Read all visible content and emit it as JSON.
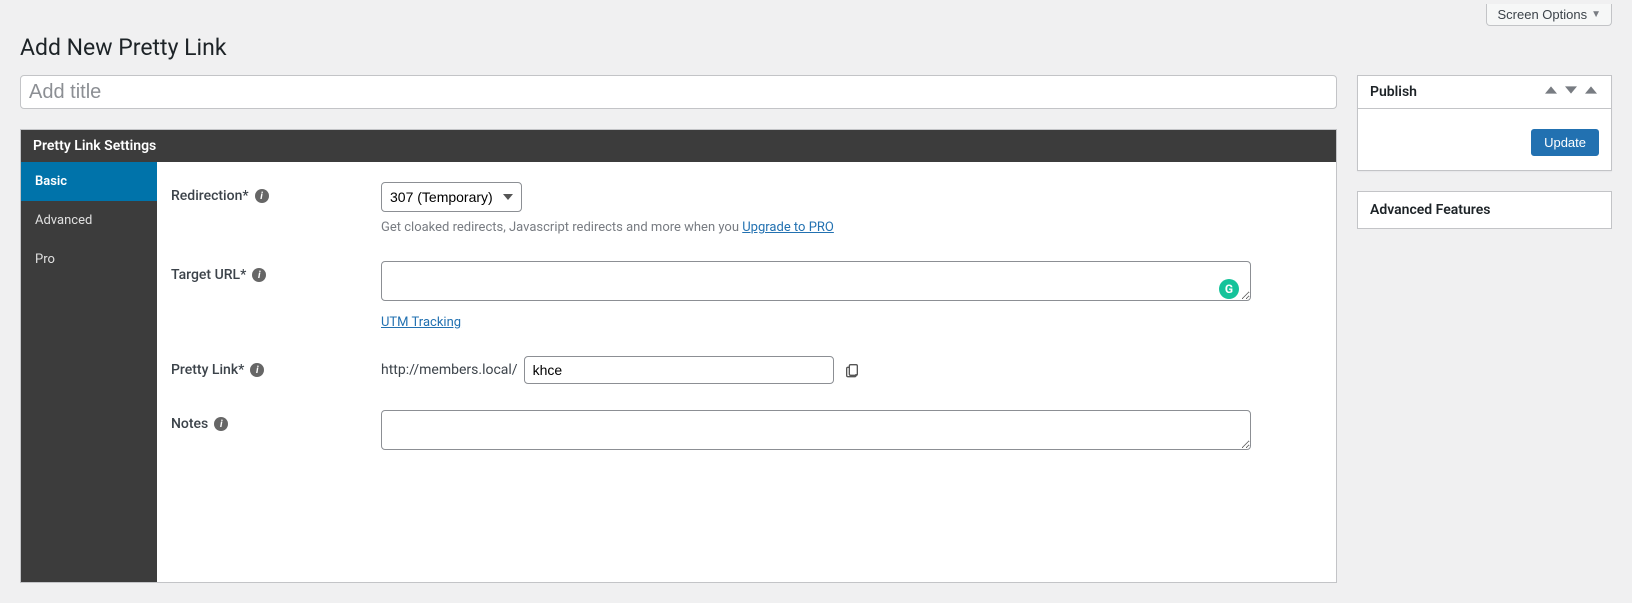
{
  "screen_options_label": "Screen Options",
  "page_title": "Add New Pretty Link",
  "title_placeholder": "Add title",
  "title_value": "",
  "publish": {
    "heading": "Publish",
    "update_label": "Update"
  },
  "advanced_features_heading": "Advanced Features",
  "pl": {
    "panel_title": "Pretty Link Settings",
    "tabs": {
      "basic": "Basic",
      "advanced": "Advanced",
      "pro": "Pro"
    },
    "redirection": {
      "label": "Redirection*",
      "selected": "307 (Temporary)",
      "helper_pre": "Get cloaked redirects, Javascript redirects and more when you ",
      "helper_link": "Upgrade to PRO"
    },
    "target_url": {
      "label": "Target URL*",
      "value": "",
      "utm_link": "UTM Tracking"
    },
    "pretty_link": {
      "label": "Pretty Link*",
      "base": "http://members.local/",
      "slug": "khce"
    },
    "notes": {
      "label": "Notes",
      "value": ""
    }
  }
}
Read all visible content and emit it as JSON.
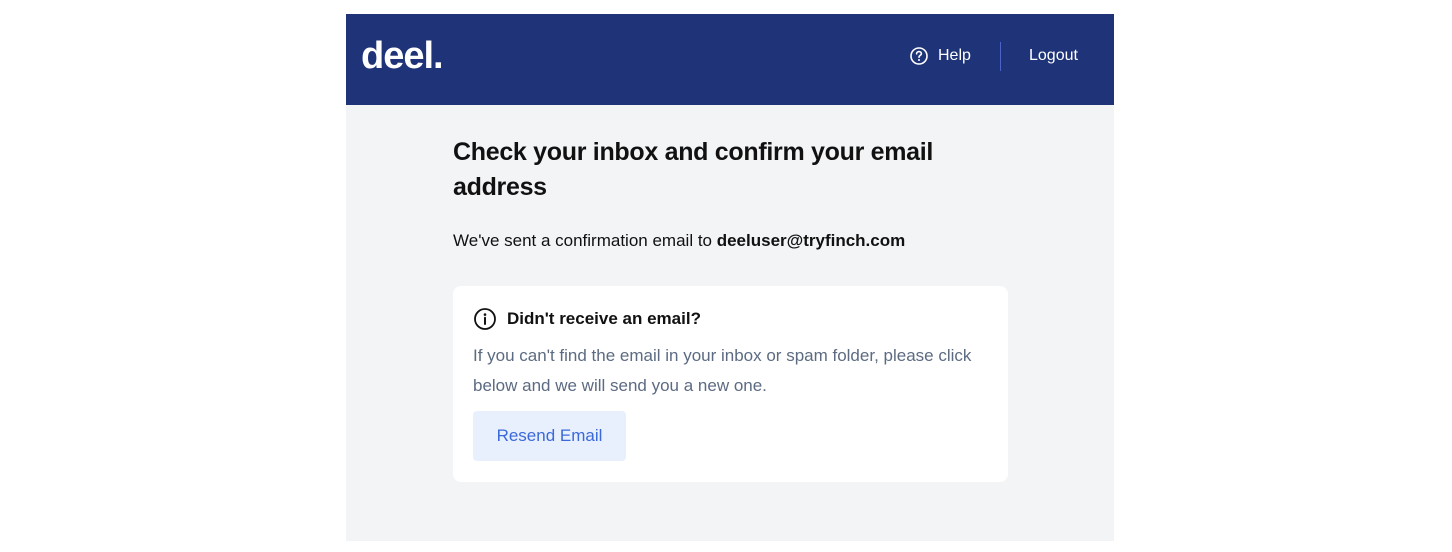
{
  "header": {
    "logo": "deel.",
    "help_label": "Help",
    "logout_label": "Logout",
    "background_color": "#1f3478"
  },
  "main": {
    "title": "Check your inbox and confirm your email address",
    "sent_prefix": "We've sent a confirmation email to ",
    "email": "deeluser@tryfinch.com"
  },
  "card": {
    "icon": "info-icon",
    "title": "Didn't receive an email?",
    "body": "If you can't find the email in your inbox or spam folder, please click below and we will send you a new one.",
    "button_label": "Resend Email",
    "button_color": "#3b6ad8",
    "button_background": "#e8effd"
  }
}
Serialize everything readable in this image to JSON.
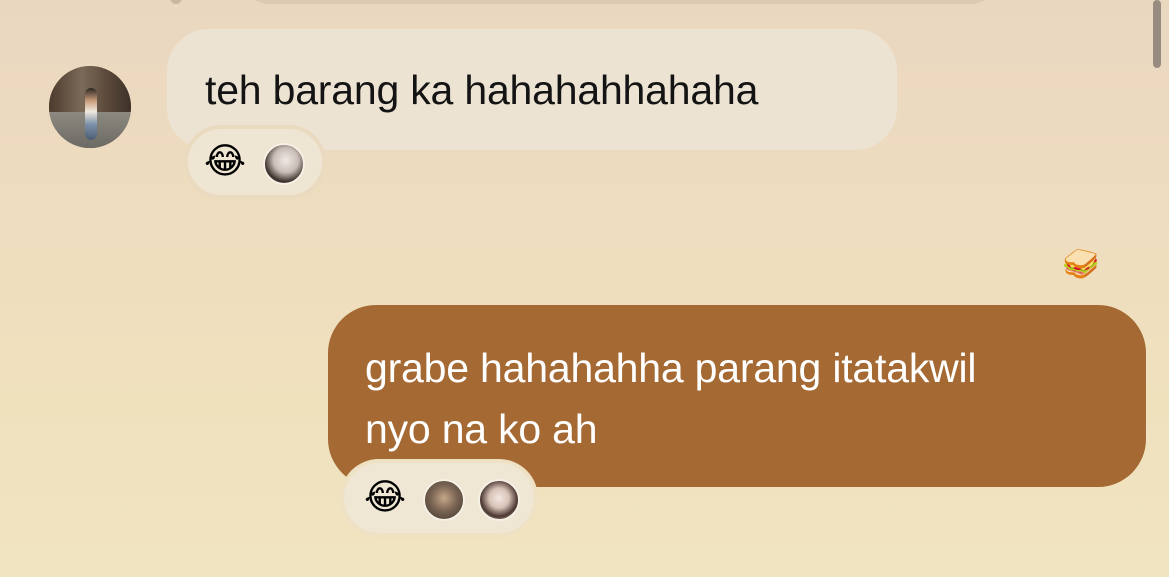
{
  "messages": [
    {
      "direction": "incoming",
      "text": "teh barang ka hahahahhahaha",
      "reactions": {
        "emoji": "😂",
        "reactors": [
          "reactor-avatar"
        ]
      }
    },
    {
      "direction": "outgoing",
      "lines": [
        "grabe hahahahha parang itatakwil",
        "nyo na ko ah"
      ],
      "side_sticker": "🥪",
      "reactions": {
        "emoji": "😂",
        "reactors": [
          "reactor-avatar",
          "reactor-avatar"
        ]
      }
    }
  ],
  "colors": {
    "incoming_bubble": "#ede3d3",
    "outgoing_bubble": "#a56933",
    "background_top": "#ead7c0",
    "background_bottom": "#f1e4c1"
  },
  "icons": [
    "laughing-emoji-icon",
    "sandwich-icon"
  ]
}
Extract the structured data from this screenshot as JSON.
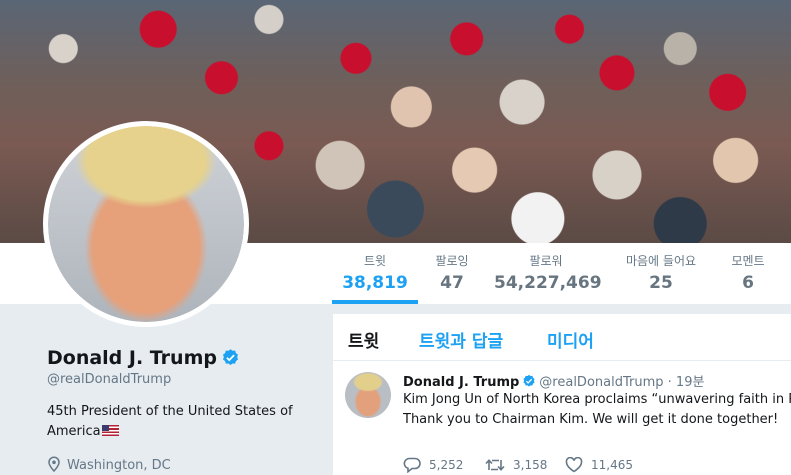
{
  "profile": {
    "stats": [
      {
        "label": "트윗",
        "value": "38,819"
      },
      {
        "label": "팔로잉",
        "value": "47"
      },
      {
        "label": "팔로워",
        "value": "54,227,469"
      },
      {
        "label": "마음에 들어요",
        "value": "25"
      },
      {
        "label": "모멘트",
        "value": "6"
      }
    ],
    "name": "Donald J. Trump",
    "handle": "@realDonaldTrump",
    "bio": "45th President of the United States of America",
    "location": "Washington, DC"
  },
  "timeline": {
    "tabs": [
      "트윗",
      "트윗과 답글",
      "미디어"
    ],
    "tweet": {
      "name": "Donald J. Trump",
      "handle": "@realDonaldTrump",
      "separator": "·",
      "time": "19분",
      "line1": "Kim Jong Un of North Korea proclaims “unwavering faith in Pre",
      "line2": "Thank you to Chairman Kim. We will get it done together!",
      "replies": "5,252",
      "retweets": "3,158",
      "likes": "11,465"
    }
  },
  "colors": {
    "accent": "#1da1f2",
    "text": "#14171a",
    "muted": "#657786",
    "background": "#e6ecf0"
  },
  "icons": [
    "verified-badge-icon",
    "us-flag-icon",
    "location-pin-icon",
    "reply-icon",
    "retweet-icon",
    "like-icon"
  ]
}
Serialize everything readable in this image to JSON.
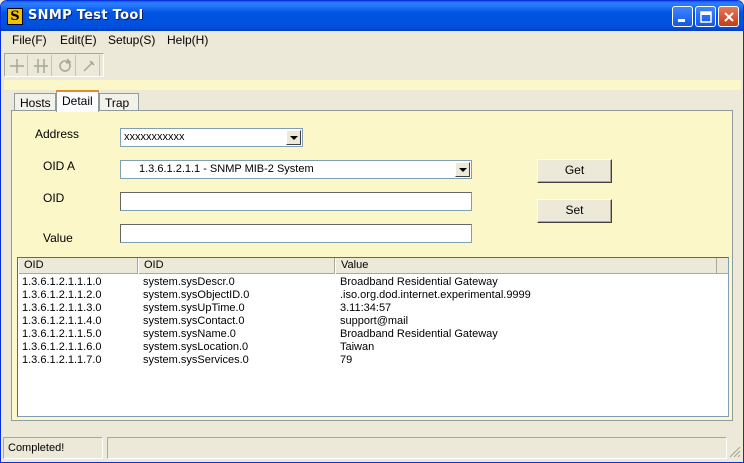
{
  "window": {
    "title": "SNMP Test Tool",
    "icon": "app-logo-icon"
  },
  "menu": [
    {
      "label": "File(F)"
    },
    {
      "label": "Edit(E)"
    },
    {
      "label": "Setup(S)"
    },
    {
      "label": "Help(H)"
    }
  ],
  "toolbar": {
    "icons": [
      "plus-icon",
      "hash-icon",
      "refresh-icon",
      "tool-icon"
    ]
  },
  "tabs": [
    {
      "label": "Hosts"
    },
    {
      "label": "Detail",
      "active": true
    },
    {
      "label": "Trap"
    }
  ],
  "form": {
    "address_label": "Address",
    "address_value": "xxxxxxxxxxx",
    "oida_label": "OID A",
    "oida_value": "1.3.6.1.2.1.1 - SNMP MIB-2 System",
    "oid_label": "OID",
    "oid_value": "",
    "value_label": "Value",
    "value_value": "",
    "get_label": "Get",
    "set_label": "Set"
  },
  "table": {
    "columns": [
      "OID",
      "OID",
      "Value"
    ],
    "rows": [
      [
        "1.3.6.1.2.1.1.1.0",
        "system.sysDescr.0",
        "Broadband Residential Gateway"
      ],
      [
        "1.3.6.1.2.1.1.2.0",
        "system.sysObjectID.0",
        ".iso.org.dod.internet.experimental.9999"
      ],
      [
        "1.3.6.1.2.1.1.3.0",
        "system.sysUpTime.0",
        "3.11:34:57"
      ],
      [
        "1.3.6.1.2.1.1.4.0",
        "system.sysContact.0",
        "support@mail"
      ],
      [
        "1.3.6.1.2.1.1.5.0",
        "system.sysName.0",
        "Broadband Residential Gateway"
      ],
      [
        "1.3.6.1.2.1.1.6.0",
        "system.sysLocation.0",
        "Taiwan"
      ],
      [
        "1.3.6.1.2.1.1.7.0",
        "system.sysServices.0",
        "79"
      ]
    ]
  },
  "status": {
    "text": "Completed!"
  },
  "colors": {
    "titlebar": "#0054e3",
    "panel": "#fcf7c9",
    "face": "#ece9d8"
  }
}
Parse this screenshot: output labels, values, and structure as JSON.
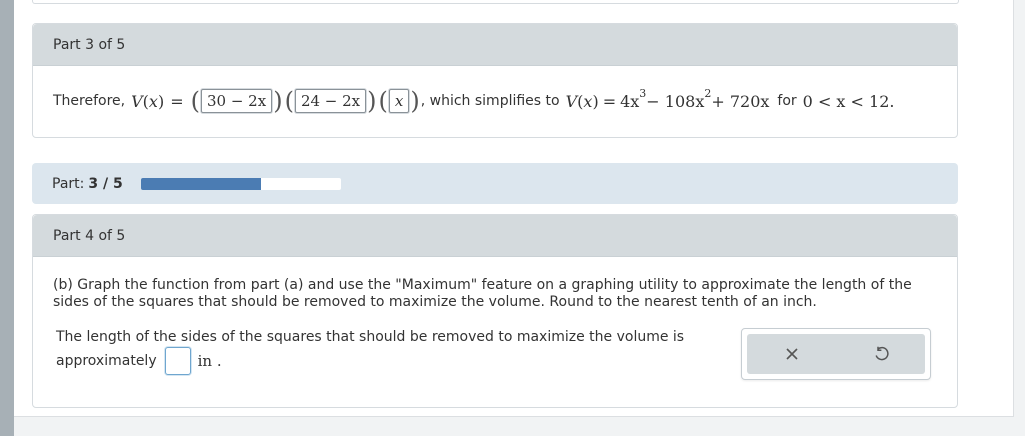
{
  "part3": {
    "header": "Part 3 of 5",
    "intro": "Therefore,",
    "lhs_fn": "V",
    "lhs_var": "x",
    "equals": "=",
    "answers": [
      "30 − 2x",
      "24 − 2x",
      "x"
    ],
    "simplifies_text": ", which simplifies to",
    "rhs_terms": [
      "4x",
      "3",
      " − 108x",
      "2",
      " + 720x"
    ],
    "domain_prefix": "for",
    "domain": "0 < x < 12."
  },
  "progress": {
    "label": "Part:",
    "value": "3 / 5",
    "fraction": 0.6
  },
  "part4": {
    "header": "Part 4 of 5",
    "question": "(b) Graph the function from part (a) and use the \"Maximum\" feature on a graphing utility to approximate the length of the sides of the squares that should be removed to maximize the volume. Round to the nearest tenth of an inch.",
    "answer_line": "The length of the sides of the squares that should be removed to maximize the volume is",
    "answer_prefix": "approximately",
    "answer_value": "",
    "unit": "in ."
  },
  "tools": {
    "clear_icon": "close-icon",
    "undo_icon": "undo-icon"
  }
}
──────
Direction
Make an exact copy of all entries above, dropping the images.

Right answer
Read all visible content and emit it as JSON.
{
  "screen_options_label": "Screen Options",
  "page_title": "Add New Pretty Link",
  "title_placeholder": "Add title",
  "title_value": "",
  "publish": {
    "heading": "Publish",
    "update_label": "Update"
  },
  "advanced_features_heading": "Advanced Features",
  "pl": {
    "panel_title": "Pretty Link Settings",
    "tabs": {
      "basic": "Basic",
      "advanced": "Advanced",
      "pro": "Pro"
    },
    "redirection": {
      "label": "Redirection*",
      "selected": "307 (Temporary)",
      "helper_pre": "Get cloaked redirects, Javascript redirects and more when you ",
      "helper_link": "Upgrade to PRO"
    },
    "target_url": {
      "label": "Target URL*",
      "value": "",
      "utm_link": "UTM Tracking"
    },
    "pretty_link": {
      "label": "Pretty Link*",
      "base": "http://members.local/",
      "slug": "khce"
    },
    "notes": {
      "label": "Notes",
      "value": ""
    }
  }
}
Read all visible content and emit it as JSON.
{
  "header": {
    "logo": "deel.",
    "help_label": "Help",
    "logout_label": "Logout",
    "background_color": "#1f3478"
  },
  "main": {
    "title": "Check your inbox and confirm your email address",
    "sent_prefix": "We've sent a confirmation email to ",
    "email": "deeluser@tryfinch.com"
  },
  "card": {
    "icon": "info-icon",
    "title": "Didn't receive an email?",
    "body": "If you can't find the email in your inbox or spam folder, please click below and we will send you a new one.",
    "button_label": "Resend Email",
    "button_color": "#3b6ad8",
    "button_background": "#e8effd"
  }
}
Serialize everything readable in this image to JSON.
{
  "messages": [
    {
      "direction": "incoming",
      "text": "teh barang ka hahahahhahaha",
      "reactions": {
        "emoji": "😂",
        "reactors": [
          "reactor-avatar"
        ]
      }
    },
    {
      "direction": "outgoing",
      "lines": [
        "grabe hahahahha parang itatakwil",
        "nyo na ko ah"
      ],
      "side_sticker": "🥪",
      "reactions": {
        "emoji": "😂",
        "reactors": [
          "reactor-avatar",
          "reactor-avatar"
        ]
      }
    }
  ],
  "colors": {
    "incoming_bubble": "#ede3d3",
    "outgoing_bubble": "#a56933",
    "background_top": "#ead7c0",
    "background_bottom": "#f1e4c1"
  },
  "icons": [
    "laughing-emoji-icon",
    "sandwich-icon"
  ]
}
Extract the structured data from this screenshot as JSON.
{
  "profile": {
    "stats": [
      {
        "label": "트윗",
        "value": "38,819"
      },
      {
        "label": "팔로잉",
        "value": "47"
      },
      {
        "label": "팔로워",
        "value": "54,227,469"
      },
      {
        "label": "마음에 들어요",
        "value": "25"
      },
      {
        "label": "모멘트",
        "value": "6"
      }
    ],
    "name": "Donald J. Trump",
    "handle": "@realDonaldTrump",
    "bio": "45th President of the United States of America",
    "location": "Washington, DC"
  },
  "timeline": {
    "tabs": [
      "트윗",
      "트윗과 답글",
      "미디어"
    ],
    "tweet": {
      "name": "Donald J. Trump",
      "handle": "@realDonaldTrump",
      "separator": "·",
      "time": "19분",
      "line1": "Kim Jong Un of North Korea proclaims “unwavering faith in Pre",
      "line2": "Thank you to Chairman Kim. We will get it done together!",
      "replies": "5,252",
      "retweets": "3,158",
      "likes": "11,465"
    }
  },
  "colors": {
    "accent": "#1da1f2",
    "text": "#14171a",
    "muted": "#657786",
    "background": "#e6ecf0"
  },
  "icons": [
    "verified-badge-icon",
    "us-flag-icon",
    "location-pin-icon",
    "reply-icon",
    "retweet-icon",
    "like-icon"
  ]
}
Serialize everything readable in this image to JSON.
{
  "window": {
    "title": "SNMP Test Tool",
    "icon": "app-logo-icon"
  },
  "menu": [
    {
      "label": "File(F)"
    },
    {
      "label": "Edit(E)"
    },
    {
      "label": "Setup(S)"
    },
    {
      "label": "Help(H)"
    }
  ],
  "toolbar": {
    "icons": [
      "plus-icon",
      "hash-icon",
      "refresh-icon",
      "tool-icon"
    ]
  },
  "tabs": [
    {
      "label": "Hosts"
    },
    {
      "label": "Detail",
      "active": true
    },
    {
      "label": "Trap"
    }
  ],
  "form": {
    "address_label": "Address",
    "address_value": "xxxxxxxxxxx",
    "oida_label": "OID A",
    "oida_value": "1.3.6.1.2.1.1 - SNMP MIB-2 System",
    "oid_label": "OID",
    "oid_value": "",
    "value_label": "Value",
    "value_value": "",
    "get_label": "Get",
    "set_label": "Set"
  },
  "table": {
    "columns": [
      "OID",
      "OID",
      "Value"
    ],
    "rows": [
      [
        "1.3.6.1.2.1.1.1.0",
        "system.sysDescr.0",
        "Broadband Residential Gateway"
      ],
      [
        "1.3.6.1.2.1.1.2.0",
        "system.sysObjectID.0",
        ".iso.org.dod.internet.experimental.9999"
      ],
      [
        "1.3.6.1.2.1.1.3.0",
        "system.sysUpTime.0",
        "3.11:34:57"
      ],
      [
        "1.3.6.1.2.1.1.4.0",
        "system.sysContact.0",
        "support@mail"
      ],
      [
        "1.3.6.1.2.1.1.5.0",
        "system.sysName.0",
        "Broadband Residential Gateway"
      ],
      [
        "1.3.6.1.2.1.1.6.0",
        "system.sysLocation.0",
        "Taiwan"
      ],
      [
        "1.3.6.1.2.1.1.7.0",
        "system.sysServices.0",
        "79"
      ]
    ]
  },
  "status": {
    "text": "Completed!"
  },
  "colors": {
    "titlebar": "#0054e3",
    "panel": "#fcf7c9",
    "face": "#ece9d8"
  }
}
Parse this screenshot: output labels, values, and structure as JSON.
{
  "part3": {
    "header": "Part 3 of 5",
    "intro": "Therefore,",
    "lhs_fn": "V",
    "lhs_var": "x",
    "equals": "=",
    "answers": [
      "30 − 2x",
      "24 − 2x",
      "x"
    ],
    "simplifies_text": ", which simplifies to",
    "rhs_terms": [
      "4x",
      "3",
      " − 108x",
      "2",
      " + 720x"
    ],
    "domain_prefix": "for",
    "domain": "0 < x < 12."
  },
  "progress": {
    "label": "Part:",
    "value": "3 / 5",
    "fraction": 0.6
  },
  "part4": {
    "header": "Part 4 of 5",
    "question": "(b) Graph the function from part (a) and use the \"Maximum\" feature on a graphing utility to approximate the length of the sides of the squares that should be removed to maximize the volume. Round to the nearest tenth of an inch.",
    "answer_line": "The length of the sides of the squares that should be removed to maximize the volume is",
    "answer_prefix": "approximately",
    "answer_value": "",
    "unit": "in ."
  },
  "tools": {
    "clear_icon": "close-icon",
    "undo_icon": "undo-icon"
  }
}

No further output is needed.